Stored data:

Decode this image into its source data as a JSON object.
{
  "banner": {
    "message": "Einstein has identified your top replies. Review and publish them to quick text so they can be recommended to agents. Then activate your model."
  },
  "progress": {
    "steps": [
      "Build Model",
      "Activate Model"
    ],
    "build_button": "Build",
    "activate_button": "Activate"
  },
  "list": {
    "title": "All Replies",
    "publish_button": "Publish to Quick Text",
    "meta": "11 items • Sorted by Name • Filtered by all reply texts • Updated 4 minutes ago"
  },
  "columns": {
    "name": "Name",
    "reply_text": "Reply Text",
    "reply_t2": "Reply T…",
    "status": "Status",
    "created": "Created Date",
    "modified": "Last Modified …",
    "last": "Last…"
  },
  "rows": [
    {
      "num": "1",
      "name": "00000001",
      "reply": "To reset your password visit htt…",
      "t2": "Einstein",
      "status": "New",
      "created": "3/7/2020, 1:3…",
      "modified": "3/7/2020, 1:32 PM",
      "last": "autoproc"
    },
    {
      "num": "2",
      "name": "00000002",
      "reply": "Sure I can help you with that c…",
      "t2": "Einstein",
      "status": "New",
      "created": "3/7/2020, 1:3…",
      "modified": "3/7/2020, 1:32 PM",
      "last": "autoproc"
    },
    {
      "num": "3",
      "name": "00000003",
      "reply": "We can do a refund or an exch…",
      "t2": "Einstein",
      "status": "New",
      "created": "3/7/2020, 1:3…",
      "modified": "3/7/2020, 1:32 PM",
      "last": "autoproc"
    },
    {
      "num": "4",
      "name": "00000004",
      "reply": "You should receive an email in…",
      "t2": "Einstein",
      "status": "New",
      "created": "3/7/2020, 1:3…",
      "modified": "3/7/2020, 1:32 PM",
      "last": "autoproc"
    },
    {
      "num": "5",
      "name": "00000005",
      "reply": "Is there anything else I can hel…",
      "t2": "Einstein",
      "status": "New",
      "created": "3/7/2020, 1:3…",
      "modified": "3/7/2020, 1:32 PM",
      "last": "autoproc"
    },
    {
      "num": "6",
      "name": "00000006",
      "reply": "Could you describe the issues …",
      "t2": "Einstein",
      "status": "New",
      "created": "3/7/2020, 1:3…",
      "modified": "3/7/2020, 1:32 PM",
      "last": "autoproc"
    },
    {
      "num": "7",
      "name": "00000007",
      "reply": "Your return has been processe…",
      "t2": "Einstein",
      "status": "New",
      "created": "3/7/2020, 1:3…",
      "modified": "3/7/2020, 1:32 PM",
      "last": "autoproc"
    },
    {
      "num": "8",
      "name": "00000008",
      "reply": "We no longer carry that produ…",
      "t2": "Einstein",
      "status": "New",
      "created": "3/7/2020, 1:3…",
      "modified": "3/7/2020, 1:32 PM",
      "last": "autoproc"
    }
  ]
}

# GIVEN INSTRUCTION:
Your task is to reproduce all of the records exactly.

# THE OUTPUT:
Decode this image into its source data as a JSON object.
{
  "banner": {
    "message": "Einstein has identified your top replies. Review and publish them to quick text so they can be recommended to agents. Then activate your model."
  },
  "progress": {
    "steps": [
      "Build Model",
      "Activate Model"
    ],
    "build_button": "Build",
    "activate_button": "Activate"
  },
  "list": {
    "title": "All Replies",
    "publish_button": "Publish to Quick Text",
    "meta": "11 items • Sorted by Name • Filtered by all reply texts • Updated 4 minutes ago"
  },
  "columns": {
    "name": "Name",
    "reply_text": "Reply Text",
    "reply_t2": "Reply T…",
    "status": "Status",
    "created": "Created Date",
    "modified": "Last Modified …",
    "last": "Last…"
  },
  "rows": [
    {
      "num": "1",
      "name": "00000001",
      "reply": "To reset your password visit htt…",
      "t2": "Einstein",
      "status": "New",
      "created": "3/7/2020, 1:3…",
      "modified": "3/7/2020, 1:32 PM",
      "last": "autoproc"
    },
    {
      "num": "2",
      "name": "00000002",
      "reply": "Sure I can help you with that c…",
      "t2": "Einstein",
      "status": "New",
      "created": "3/7/2020, 1:3…",
      "modified": "3/7/2020, 1:32 PM",
      "last": "autoproc"
    },
    {
      "num": "3",
      "name": "00000003",
      "reply": "We can do a refund or an exch…",
      "t2": "Einstein",
      "status": "New",
      "created": "3/7/2020, 1:3…",
      "modified": "3/7/2020, 1:32 PM",
      "last": "autoproc"
    },
    {
      "num": "4",
      "name": "00000004",
      "reply": "You should receive an email in…",
      "t2": "Einstein",
      "status": "New",
      "created": "3/7/2020, 1:3…",
      "modified": "3/7/2020, 1:32 PM",
      "last": "autoproc"
    },
    {
      "num": "5",
      "name": "00000005",
      "reply": "Is there anything else I can hel…",
      "t2": "Einstein",
      "status": "New",
      "created": "3/7/2020, 1:3…",
      "modified": "3/7/2020, 1:32 PM",
      "last": "autoproc"
    },
    {
      "num": "6",
      "name": "00000006",
      "reply": "Could you describe the issues …",
      "t2": "Einstein",
      "status": "New",
      "created": "3/7/2020, 1:3…",
      "modified": "3/7/2020, 1:32 PM",
      "last": "autoproc"
    },
    {
      "num": "7",
      "name": "00000007",
      "reply": "Your return has been processe…",
      "t2": "Einstein",
      "status": "New",
      "created": "3/7/2020, 1:3…",
      "modified": "3/7/2020, 1:32 PM",
      "last": "autoproc"
    },
    {
      "num": "8",
      "name": "00000008",
      "reply": "We no longer carry that produ…",
      "t2": "Einstein",
      "status": "New",
      "created": "3/7/2020, 1:3…",
      "modified": "3/7/2020, 1:32 PM",
      "last": "autoproc"
    }
  ]
}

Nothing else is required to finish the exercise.